**What the task requires:** Locate the string "partem" in the listing below. Copy every line where it is found.

**Dataset extract:**

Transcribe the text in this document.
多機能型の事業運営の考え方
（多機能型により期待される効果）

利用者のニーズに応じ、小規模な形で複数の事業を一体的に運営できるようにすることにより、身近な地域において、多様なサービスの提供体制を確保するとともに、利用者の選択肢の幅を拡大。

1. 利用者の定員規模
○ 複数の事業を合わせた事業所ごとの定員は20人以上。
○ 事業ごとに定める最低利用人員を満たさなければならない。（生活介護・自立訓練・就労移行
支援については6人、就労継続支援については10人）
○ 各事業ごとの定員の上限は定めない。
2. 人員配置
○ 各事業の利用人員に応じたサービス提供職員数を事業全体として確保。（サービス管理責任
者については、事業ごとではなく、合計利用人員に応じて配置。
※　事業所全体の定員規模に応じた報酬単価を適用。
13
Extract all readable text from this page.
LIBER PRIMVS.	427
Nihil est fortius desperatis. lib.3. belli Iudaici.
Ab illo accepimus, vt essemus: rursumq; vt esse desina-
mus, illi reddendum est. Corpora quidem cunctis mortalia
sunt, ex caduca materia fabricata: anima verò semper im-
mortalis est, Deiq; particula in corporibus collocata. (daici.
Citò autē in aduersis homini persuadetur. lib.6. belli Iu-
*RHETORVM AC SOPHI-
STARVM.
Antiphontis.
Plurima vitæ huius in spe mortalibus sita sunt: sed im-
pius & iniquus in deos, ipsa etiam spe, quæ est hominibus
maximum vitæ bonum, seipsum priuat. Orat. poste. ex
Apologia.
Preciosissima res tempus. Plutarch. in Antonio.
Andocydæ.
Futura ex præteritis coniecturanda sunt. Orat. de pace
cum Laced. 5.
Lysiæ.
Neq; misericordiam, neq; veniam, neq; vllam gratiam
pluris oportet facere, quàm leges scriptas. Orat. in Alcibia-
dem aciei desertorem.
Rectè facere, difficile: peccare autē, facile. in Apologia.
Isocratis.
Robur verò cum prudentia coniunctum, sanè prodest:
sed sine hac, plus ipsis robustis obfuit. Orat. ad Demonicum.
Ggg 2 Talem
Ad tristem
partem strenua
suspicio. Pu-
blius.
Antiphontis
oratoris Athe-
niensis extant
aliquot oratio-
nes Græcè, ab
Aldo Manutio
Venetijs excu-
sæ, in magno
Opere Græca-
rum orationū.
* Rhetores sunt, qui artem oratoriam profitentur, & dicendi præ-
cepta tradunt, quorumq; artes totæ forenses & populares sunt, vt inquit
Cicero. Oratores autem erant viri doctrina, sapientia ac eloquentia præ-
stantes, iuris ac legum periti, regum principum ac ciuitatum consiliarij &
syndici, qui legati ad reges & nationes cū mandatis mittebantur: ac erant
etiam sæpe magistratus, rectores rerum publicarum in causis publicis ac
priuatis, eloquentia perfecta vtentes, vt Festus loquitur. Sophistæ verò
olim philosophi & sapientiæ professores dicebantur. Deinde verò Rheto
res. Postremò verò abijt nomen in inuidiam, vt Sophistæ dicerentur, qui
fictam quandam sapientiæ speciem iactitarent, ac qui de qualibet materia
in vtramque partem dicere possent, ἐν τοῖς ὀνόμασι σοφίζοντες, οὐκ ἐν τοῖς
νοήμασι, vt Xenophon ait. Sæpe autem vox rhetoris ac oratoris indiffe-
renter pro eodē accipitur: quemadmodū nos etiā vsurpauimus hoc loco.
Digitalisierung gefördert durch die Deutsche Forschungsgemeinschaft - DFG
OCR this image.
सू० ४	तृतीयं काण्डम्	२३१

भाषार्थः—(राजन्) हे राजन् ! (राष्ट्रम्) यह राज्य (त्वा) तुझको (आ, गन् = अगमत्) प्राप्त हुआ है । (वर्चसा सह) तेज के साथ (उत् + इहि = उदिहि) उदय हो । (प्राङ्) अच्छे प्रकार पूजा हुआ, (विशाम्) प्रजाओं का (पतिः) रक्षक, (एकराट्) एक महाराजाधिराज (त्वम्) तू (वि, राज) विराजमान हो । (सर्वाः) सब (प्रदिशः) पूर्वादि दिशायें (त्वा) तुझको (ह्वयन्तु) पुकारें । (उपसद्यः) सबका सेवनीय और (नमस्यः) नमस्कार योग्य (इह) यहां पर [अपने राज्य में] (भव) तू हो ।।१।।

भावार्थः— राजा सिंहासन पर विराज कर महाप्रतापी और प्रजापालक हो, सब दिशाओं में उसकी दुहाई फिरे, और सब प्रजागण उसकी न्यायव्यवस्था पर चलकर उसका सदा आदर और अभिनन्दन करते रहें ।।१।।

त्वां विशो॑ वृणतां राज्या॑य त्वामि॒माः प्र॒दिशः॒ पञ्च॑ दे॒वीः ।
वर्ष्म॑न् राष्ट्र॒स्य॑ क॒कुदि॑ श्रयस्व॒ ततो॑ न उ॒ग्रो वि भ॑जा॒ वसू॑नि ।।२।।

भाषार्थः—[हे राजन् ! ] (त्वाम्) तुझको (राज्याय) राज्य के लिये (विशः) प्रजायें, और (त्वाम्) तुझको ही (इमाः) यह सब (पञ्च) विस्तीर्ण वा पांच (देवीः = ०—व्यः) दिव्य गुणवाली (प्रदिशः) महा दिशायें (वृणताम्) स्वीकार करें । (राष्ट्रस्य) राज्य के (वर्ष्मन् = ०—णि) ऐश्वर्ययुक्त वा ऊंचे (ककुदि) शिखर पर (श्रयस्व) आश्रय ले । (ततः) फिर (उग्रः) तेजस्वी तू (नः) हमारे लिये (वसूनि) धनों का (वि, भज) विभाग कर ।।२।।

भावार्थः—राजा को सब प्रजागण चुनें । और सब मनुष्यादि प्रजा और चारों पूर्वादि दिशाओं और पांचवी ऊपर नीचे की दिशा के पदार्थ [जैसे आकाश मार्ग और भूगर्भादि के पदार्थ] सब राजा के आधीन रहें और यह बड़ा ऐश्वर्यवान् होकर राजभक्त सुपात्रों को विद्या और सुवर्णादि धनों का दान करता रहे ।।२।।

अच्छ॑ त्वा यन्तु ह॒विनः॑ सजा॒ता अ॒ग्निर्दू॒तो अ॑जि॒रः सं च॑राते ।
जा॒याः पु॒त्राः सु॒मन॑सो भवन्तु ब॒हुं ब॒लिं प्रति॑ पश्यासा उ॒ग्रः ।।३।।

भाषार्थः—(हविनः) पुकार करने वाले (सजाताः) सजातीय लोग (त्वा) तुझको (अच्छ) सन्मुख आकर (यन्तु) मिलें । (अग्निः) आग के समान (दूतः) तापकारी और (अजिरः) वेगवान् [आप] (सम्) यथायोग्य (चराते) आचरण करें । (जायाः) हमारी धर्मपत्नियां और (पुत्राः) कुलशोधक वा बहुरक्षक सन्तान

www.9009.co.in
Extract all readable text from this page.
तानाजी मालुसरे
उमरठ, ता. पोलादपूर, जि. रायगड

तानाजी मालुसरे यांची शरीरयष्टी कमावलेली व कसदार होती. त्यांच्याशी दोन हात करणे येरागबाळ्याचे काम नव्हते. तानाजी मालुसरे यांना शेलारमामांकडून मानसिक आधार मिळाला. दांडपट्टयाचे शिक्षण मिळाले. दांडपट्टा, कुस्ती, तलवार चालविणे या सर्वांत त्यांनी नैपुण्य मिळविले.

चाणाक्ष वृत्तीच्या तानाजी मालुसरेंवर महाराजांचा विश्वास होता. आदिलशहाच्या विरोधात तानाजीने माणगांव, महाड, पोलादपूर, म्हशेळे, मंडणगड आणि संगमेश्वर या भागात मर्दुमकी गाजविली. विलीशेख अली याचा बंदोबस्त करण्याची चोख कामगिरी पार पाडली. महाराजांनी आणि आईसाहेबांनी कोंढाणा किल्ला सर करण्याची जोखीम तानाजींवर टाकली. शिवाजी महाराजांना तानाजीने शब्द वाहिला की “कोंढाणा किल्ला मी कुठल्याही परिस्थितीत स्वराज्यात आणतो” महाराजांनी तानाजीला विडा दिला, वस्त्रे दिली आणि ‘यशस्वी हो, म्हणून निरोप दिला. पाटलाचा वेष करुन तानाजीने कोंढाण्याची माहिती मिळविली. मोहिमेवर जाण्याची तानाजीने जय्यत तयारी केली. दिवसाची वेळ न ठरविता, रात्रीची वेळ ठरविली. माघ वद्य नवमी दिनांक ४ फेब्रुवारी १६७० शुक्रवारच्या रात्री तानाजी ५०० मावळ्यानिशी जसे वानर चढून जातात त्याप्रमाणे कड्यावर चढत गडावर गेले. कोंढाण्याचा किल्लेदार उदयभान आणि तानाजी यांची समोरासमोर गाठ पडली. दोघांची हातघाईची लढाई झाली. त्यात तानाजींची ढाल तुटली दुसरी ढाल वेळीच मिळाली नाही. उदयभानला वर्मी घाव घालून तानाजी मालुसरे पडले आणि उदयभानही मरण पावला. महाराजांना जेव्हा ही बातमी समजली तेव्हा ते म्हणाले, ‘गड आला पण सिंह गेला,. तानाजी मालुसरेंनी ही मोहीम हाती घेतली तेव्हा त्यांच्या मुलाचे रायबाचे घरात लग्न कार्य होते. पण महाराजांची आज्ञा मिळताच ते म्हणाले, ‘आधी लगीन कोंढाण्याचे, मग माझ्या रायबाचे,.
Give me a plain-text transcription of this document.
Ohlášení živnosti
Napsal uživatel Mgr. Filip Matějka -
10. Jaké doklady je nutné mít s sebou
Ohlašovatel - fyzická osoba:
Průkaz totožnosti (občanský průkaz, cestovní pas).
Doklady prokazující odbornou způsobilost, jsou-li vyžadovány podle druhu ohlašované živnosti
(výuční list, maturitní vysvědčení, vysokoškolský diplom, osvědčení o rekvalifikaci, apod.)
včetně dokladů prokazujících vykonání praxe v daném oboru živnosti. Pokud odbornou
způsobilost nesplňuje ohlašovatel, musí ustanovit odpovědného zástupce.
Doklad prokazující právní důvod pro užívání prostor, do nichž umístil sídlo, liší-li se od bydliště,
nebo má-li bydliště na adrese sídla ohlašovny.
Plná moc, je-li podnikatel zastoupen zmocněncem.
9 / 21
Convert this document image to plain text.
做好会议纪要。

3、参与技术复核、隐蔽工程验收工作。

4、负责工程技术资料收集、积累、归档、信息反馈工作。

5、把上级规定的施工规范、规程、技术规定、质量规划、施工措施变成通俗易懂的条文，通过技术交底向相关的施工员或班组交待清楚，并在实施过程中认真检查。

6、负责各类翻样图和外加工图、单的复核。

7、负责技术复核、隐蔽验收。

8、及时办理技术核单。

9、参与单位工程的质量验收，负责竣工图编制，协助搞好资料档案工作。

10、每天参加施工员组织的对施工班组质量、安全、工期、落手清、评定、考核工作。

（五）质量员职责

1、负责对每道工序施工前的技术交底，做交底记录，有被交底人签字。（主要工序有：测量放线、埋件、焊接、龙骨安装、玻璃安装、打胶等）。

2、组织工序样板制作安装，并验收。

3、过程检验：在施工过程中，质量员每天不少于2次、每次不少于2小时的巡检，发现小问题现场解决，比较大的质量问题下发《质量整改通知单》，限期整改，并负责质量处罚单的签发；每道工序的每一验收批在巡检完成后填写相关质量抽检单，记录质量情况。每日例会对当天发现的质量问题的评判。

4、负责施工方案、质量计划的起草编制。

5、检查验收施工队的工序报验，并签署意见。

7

**Reply to the exercise:**
partem strenua
in vtramque partem dicere possent, ἐν τοῖς ὀνόμασι σοφίζοντες, οὐκ ἐν τοῖς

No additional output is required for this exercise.